**Job**
Among the records below, find each line that includes the string "Bluetooth" and copy it.

— Begin Raw data —

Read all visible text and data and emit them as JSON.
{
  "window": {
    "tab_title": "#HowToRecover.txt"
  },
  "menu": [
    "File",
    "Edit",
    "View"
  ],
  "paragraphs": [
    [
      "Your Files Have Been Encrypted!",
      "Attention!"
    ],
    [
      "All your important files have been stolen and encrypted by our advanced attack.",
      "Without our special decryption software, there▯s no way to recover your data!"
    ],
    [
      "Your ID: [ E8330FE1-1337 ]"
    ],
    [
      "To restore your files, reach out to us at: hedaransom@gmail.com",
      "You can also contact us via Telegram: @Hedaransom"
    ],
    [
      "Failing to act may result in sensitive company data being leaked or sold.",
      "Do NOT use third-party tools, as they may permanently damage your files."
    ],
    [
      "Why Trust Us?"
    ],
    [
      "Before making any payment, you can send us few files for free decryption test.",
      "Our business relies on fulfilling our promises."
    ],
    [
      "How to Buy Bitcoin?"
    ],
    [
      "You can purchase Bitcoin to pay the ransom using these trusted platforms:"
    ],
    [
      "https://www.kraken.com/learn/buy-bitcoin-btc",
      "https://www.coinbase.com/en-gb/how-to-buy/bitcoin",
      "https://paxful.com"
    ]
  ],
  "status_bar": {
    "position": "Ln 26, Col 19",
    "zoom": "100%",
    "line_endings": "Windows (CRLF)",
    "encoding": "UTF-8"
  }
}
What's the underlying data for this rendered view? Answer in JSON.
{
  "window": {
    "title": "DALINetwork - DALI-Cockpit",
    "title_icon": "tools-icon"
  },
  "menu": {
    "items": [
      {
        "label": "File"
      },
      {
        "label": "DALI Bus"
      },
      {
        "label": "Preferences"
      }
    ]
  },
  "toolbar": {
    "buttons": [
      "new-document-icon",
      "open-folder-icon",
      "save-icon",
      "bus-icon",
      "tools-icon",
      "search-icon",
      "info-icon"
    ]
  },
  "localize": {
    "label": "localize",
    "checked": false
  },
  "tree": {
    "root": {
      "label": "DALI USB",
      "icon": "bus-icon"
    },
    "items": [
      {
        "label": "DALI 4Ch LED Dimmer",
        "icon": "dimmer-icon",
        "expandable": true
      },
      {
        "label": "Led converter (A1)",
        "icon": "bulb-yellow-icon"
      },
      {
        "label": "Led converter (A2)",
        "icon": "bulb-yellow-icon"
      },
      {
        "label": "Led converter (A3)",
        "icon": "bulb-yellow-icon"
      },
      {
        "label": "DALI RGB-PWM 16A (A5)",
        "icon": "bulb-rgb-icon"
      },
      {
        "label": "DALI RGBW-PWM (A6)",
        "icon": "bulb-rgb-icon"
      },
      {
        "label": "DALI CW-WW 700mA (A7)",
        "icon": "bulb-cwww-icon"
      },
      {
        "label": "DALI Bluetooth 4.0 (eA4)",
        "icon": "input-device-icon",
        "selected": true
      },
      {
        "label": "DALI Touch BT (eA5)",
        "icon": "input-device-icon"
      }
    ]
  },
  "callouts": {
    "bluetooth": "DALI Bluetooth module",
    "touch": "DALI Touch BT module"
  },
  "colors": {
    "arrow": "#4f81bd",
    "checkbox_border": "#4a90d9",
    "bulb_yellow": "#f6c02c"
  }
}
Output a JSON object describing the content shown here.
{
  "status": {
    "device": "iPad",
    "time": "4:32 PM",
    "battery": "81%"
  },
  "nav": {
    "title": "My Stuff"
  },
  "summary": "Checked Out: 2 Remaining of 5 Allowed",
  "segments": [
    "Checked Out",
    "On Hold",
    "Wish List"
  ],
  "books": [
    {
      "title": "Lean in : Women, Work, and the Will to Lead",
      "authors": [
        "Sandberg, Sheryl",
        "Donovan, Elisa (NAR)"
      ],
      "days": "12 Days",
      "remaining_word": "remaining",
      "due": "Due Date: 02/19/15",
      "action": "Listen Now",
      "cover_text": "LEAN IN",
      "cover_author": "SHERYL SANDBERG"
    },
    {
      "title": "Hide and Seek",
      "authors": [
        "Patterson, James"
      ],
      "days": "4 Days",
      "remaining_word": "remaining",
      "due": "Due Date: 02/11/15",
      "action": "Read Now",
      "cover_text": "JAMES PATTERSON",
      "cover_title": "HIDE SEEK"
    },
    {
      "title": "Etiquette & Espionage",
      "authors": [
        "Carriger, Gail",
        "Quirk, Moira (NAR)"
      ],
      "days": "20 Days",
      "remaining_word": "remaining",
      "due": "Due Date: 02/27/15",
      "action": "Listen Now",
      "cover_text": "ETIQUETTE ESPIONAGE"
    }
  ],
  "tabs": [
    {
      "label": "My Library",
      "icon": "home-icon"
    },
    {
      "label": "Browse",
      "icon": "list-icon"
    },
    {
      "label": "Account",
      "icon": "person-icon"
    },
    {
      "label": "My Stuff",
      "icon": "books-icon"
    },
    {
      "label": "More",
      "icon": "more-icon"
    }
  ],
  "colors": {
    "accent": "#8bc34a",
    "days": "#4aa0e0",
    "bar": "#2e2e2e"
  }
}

— End Raw data —

**Result for this task**
        "label": "DALI Bluetooth 4.0 (eA4)",
    "bluetooth": "DALI Bluetooth module",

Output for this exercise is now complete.